> _Data shown_
+-------+

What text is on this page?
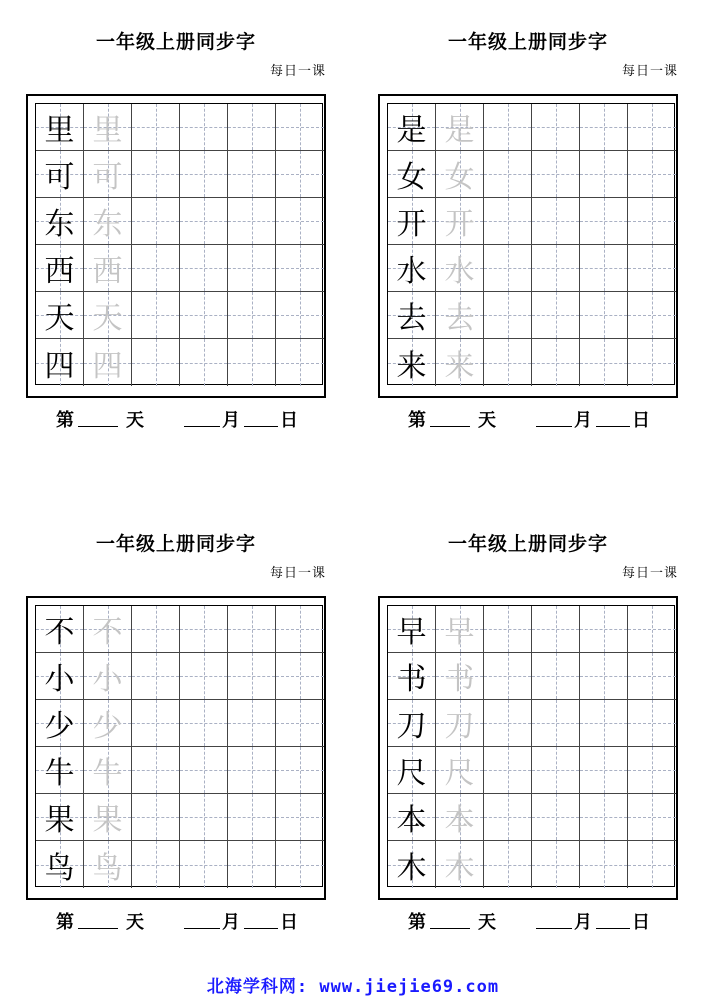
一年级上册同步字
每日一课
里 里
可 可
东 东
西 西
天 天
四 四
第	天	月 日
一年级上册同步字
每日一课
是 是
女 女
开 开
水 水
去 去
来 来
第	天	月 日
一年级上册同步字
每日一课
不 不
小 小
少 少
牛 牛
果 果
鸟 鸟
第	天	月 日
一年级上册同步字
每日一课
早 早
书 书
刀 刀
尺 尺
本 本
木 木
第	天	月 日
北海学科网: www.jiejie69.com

+-------+

> _Aim of the exercise_
Leave out the pictures and repeat everything else in the records exactly.

> _The result_
What text is on this page?
一年级上册同步字
每日一课
里 里
可 可
东 东
西 西
天 天
四 四
第	天	月 日
一年级上册同步字
每日一课
是 是
女 女
开 开
水 水
去 去
来 来
第	天	月 日
一年级上册同步字
每日一课
不 不
小 小
少 少
牛 牛
果 果
鸟 鸟
第	天	月 日
一年级上册同步字
每日一课
早 早
书 书
刀 刀
尺 尺
本 本
木 木
第	天	月 日
北海学科网: www.jiejie69.com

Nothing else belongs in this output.